* Description of the task
Would you repeat the listing exactly but omit every picture?

====== Task data

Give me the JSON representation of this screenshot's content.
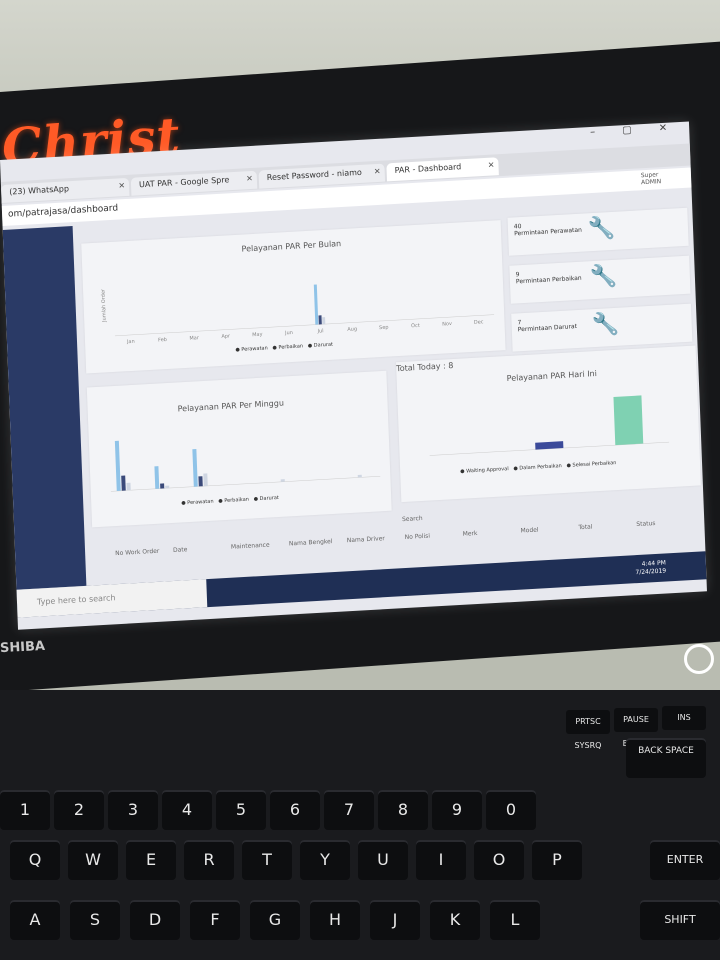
{
  "sticker_text": "Christ",
  "browser": {
    "tabs": [
      {
        "label": "(23) WhatsApp"
      },
      {
        "label": "UAT PAR - Google Spre"
      },
      {
        "label": "Reset Password - niamo"
      },
      {
        "label": "PAR - Dashboard"
      }
    ],
    "address": "om/patrajasa/dashboard",
    "user_name": "Super",
    "user_role": "ADMIN"
  },
  "dashboard": {
    "monthly": {
      "title": "Pelayanan PAR Per Bulan",
      "ylabel": "Jumlah Order",
      "legend": [
        "Perawatan",
        "Perbaikan",
        "Darurat"
      ]
    },
    "weekly": {
      "title": "Pelayanan PAR Per Minggu",
      "legend": [
        "Perawatan",
        "Perbaikan",
        "Darurat"
      ]
    },
    "today": {
      "total_label": "Total Today : 8",
      "title": "Pelayanan PAR Hari Ini",
      "legend": [
        "Waiting Approval",
        "Dalam Perbaikan",
        "Selesai Perbaikan"
      ]
    },
    "stats": [
      {
        "num": "40",
        "label": "Permintaan Perawatan"
      },
      {
        "num": "9",
        "label": "Permintaan Perbaikan"
      },
      {
        "num": "7",
        "label": "Permintaan Darurat"
      }
    ],
    "table": {
      "search_label": "Search",
      "columns": [
        "No Work Order",
        "Date",
        "Maintenance",
        "Nama Bengkel",
        "Nama Driver",
        "No Polisi",
        "Merk",
        "Model",
        "Total",
        "Status"
      ]
    }
  },
  "chart_data": [
    {
      "type": "bar",
      "title": "Pelayanan PAR Per Bulan",
      "ylabel": "Jumlah Order",
      "categories": [
        "Jan",
        "Feb",
        "Mar",
        "Apr",
        "May",
        "Jun",
        "Jul",
        "Aug",
        "Sep",
        "Oct",
        "Nov",
        "Dec"
      ],
      "series": [
        {
          "name": "Perawatan",
          "values": [
            0,
            0,
            0,
            0,
            0,
            0,
            40,
            0,
            0,
            0,
            0,
            0
          ]
        },
        {
          "name": "Perbaikan",
          "values": [
            0,
            0,
            0,
            0,
            0,
            0,
            9,
            0,
            0,
            0,
            0,
            0
          ]
        },
        {
          "name": "Darurat",
          "values": [
            0,
            0,
            0,
            0,
            0,
            0,
            7,
            0,
            0,
            0,
            0,
            0
          ]
        }
      ],
      "ylim": [
        0,
        60
      ]
    },
    {
      "type": "bar",
      "title": "Pelayanan PAR Per Minggu",
      "series": [
        {
          "name": "Perawatan",
          "values": [
            20,
            9,
            15,
            0,
            0,
            0,
            0
          ]
        },
        {
          "name": "Perbaikan",
          "values": [
            6,
            2,
            4,
            0,
            0,
            0,
            0
          ]
        },
        {
          "name": "Darurat",
          "values": [
            3,
            1,
            5,
            0,
            1,
            0,
            1
          ]
        }
      ]
    },
    {
      "type": "bar",
      "title": "Pelayanan PAR Hari Ini",
      "categories": [
        "Waiting Approval",
        "Dalam Perbaikan",
        "Selesai Perbaikan"
      ],
      "values": [
        0,
        1,
        7
      ]
    }
  ],
  "taskbar": {
    "search_placeholder": "Type here to search",
    "time": "4:44 PM",
    "date": "7/24/2019"
  },
  "laptop_brand": "SHIBA",
  "keys": {
    "row_num": [
      "1",
      "2",
      "3",
      "4",
      "5",
      "6",
      "7",
      "8",
      "9",
      "0"
    ],
    "row_q": [
      "Q",
      "W",
      "E",
      "R",
      "T",
      "Y",
      "U",
      "I",
      "O",
      "P"
    ],
    "row_a": [
      "A",
      "S",
      "D",
      "F",
      "G",
      "H",
      "J",
      "K",
      "L"
    ],
    "enter": "ENTER",
    "shift": "SHIFT",
    "backspace": "BACK SPACE",
    "fkeys": [
      "PRTSC SYSRQ",
      "PAUSE BREAK",
      "INS"
    ]
  }
}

============

* Result for this exercise
Give me the JSON representation of this screenshot's content.
{
  "sticker_text": "Christ",
  "browser": {
    "tabs": [
      {
        "label": "(23) WhatsApp"
      },
      {
        "label": "UAT PAR - Google Spre"
      },
      {
        "label": "Reset Password - niamo"
      },
      {
        "label": "PAR - Dashboard"
      }
    ],
    "address": "om/patrajasa/dashboard",
    "user_name": "Super",
    "user_role": "ADMIN"
  },
  "dashboard": {
    "monthly": {
      "title": "Pelayanan PAR Per Bulan",
      "ylabel": "Jumlah Order",
      "legend": [
        "Perawatan",
        "Perbaikan",
        "Darurat"
      ]
    },
    "weekly": {
      "title": "Pelayanan PAR Per Minggu",
      "legend": [
        "Perawatan",
        "Perbaikan",
        "Darurat"
      ]
    },
    "today": {
      "total_label": "Total Today : 8",
      "title": "Pelayanan PAR Hari Ini",
      "legend": [
        "Waiting Approval",
        "Dalam Perbaikan",
        "Selesai Perbaikan"
      ]
    },
    "stats": [
      {
        "num": "40",
        "label": "Permintaan Perawatan"
      },
      {
        "num": "9",
        "label": "Permintaan Perbaikan"
      },
      {
        "num": "7",
        "label": "Permintaan Darurat"
      }
    ],
    "table": {
      "search_label": "Search",
      "columns": [
        "No Work Order",
        "Date",
        "Maintenance",
        "Nama Bengkel",
        "Nama Driver",
        "No Polisi",
        "Merk",
        "Model",
        "Total",
        "Status"
      ]
    }
  },
  "chart_data": [
    {
      "type": "bar",
      "title": "Pelayanan PAR Per Bulan",
      "ylabel": "Jumlah Order",
      "categories": [
        "Jan",
        "Feb",
        "Mar",
        "Apr",
        "May",
        "Jun",
        "Jul",
        "Aug",
        "Sep",
        "Oct",
        "Nov",
        "Dec"
      ],
      "series": [
        {
          "name": "Perawatan",
          "values": [
            0,
            0,
            0,
            0,
            0,
            0,
            40,
            0,
            0,
            0,
            0,
            0
          ]
        },
        {
          "name": "Perbaikan",
          "values": [
            0,
            0,
            0,
            0,
            0,
            0,
            9,
            0,
            0,
            0,
            0,
            0
          ]
        },
        {
          "name": "Darurat",
          "values": [
            0,
            0,
            0,
            0,
            0,
            0,
            7,
            0,
            0,
            0,
            0,
            0
          ]
        }
      ],
      "ylim": [
        0,
        60
      ]
    },
    {
      "type": "bar",
      "title": "Pelayanan PAR Per Minggu",
      "series": [
        {
          "name": "Perawatan",
          "values": [
            20,
            9,
            15,
            0,
            0,
            0,
            0
          ]
        },
        {
          "name": "Perbaikan",
          "values": [
            6,
            2,
            4,
            0,
            0,
            0,
            0
          ]
        },
        {
          "name": "Darurat",
          "values": [
            3,
            1,
            5,
            0,
            1,
            0,
            1
          ]
        }
      ]
    },
    {
      "type": "bar",
      "title": "Pelayanan PAR Hari Ini",
      "categories": [
        "Waiting Approval",
        "Dalam Perbaikan",
        "Selesai Perbaikan"
      ],
      "values": [
        0,
        1,
        7
      ]
    }
  ],
  "taskbar": {
    "search_placeholder": "Type here to search",
    "time": "4:44 PM",
    "date": "7/24/2019"
  },
  "laptop_brand": "SHIBA",
  "keys": {
    "row_num": [
      "1",
      "2",
      "3",
      "4",
      "5",
      "6",
      "7",
      "8",
      "9",
      "0"
    ],
    "row_q": [
      "Q",
      "W",
      "E",
      "R",
      "T",
      "Y",
      "U",
      "I",
      "O",
      "P"
    ],
    "row_a": [
      "A",
      "S",
      "D",
      "F",
      "G",
      "H",
      "J",
      "K",
      "L"
    ],
    "enter": "ENTER",
    "shift": "SHIFT",
    "backspace": "BACK SPACE",
    "fkeys": [
      "PRTSC SYSRQ",
      "PAUSE BREAK",
      "INS"
    ]
  }
}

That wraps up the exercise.